#### What you need to do:
Can you transcribe every entry word for word, skipping the images?

-- Start of Material provided --

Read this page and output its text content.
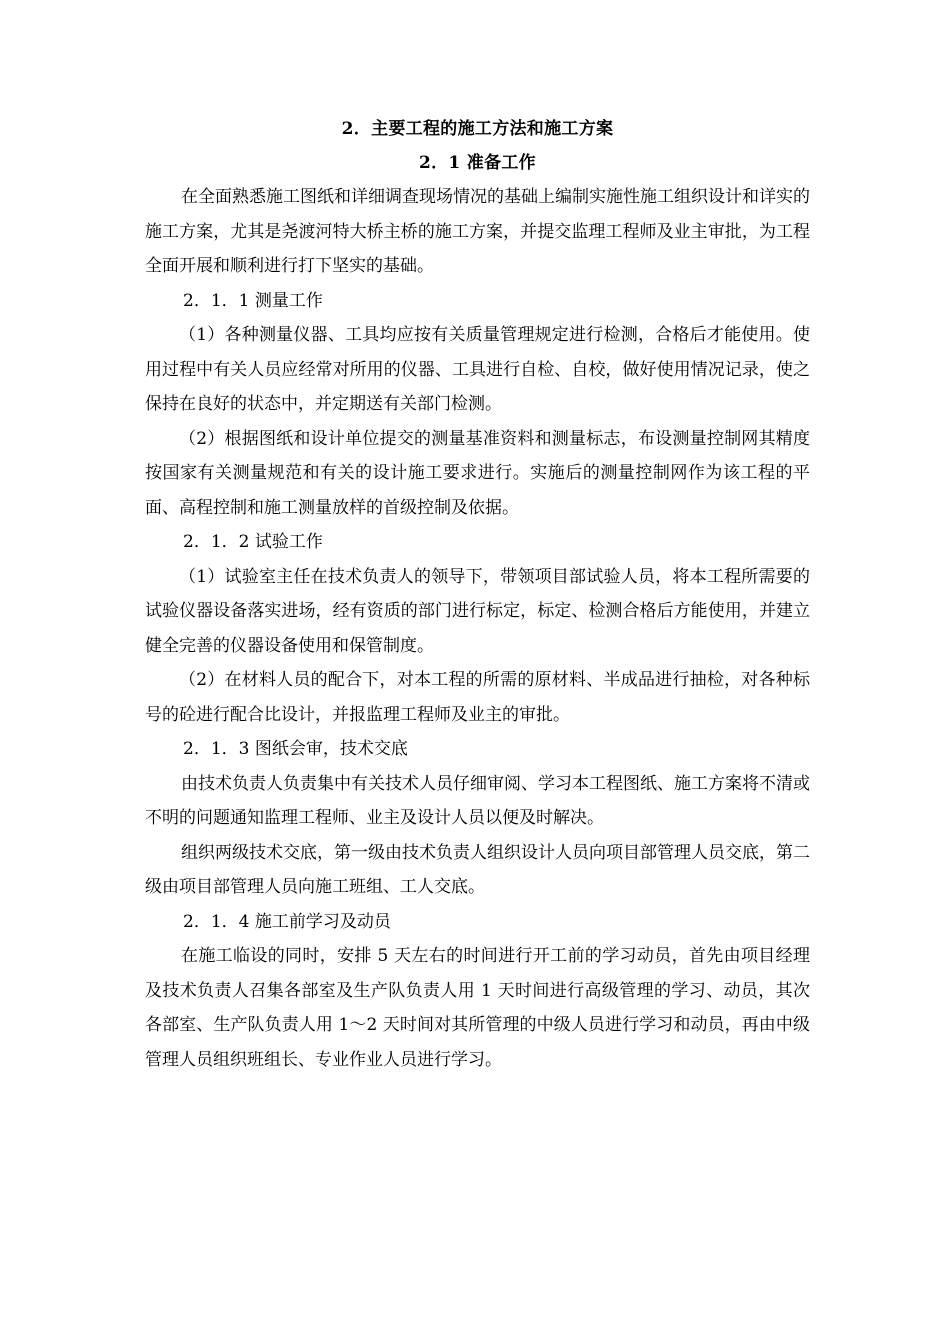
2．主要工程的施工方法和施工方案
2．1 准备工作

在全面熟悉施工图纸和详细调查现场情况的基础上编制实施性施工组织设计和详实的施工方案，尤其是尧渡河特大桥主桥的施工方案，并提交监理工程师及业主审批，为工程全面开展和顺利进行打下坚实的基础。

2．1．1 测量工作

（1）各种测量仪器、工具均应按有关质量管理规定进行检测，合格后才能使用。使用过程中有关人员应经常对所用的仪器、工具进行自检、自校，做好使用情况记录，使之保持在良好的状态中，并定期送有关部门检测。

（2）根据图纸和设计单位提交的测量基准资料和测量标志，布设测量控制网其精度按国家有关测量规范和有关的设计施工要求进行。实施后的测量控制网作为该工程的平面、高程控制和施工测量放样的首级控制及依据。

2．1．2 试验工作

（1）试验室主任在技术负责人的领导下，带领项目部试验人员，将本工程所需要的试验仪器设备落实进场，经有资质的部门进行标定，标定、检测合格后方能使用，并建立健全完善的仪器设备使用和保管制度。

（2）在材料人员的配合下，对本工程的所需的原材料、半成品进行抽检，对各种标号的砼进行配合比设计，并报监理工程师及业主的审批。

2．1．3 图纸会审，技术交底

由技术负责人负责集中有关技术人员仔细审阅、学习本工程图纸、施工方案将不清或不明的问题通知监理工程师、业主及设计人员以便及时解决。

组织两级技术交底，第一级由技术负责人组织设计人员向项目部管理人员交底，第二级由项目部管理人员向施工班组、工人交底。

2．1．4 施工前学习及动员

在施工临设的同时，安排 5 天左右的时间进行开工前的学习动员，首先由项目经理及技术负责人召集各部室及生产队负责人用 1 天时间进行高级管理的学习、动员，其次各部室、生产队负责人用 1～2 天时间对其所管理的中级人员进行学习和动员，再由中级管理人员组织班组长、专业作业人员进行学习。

-- End of Material provided --

#### Answer in full:
Read this page and output its text content.
2．主要工程的施工方法和施工方案
2．1 准备工作

在全面熟悉施工图纸和详细调查现场情况的基础上编制实施性施工组织设计和详实的施工方案，尤其是尧渡河特大桥主桥的施工方案，并提交监理工程师及业主审批，为工程全面开展和顺利进行打下坚实的基础。

2．1．1 测量工作

（1）各种测量仪器、工具均应按有关质量管理规定进行检测，合格后才能使用。使用过程中有关人员应经常对所用的仪器、工具进行自检、自校，做好使用情况记录，使之保持在良好的状态中，并定期送有关部门检测。

（2）根据图纸和设计单位提交的测量基准资料和测量标志，布设测量控制网其精度按国家有关测量规范和有关的设计施工要求进行。实施后的测量控制网作为该工程的平面、高程控制和施工测量放样的首级控制及依据。

2．1．2 试验工作

（1）试验室主任在技术负责人的领导下，带领项目部试验人员，将本工程所需要的试验仪器设备落实进场，经有资质的部门进行标定，标定、检测合格后方能使用，并建立健全完善的仪器设备使用和保管制度。

（2）在材料人员的配合下，对本工程的所需的原材料、半成品进行抽检，对各种标号的砼进行配合比设计，并报监理工程师及业主的审批。

2．1．3 图纸会审，技术交底

由技术负责人负责集中有关技术人员仔细审阅、学习本工程图纸、施工方案将不清或不明的问题通知监理工程师、业主及设计人员以便及时解决。

组织两级技术交底，第一级由技术负责人组织设计人员向项目部管理人员交底，第二级由项目部管理人员向施工班组、工人交底。

2．1．4 施工前学习及动员

在施工临设的同时，安排 5 天左右的时间进行开工前的学习动员，首先由项目经理及技术负责人召集各部室及生产队负责人用 1 天时间进行高级管理的学习、动员，其次各部室、生产队负责人用 1～2 天时间对其所管理的中级人员进行学习和动员，再由中级管理人员组织班组长、专业作业人员进行学习。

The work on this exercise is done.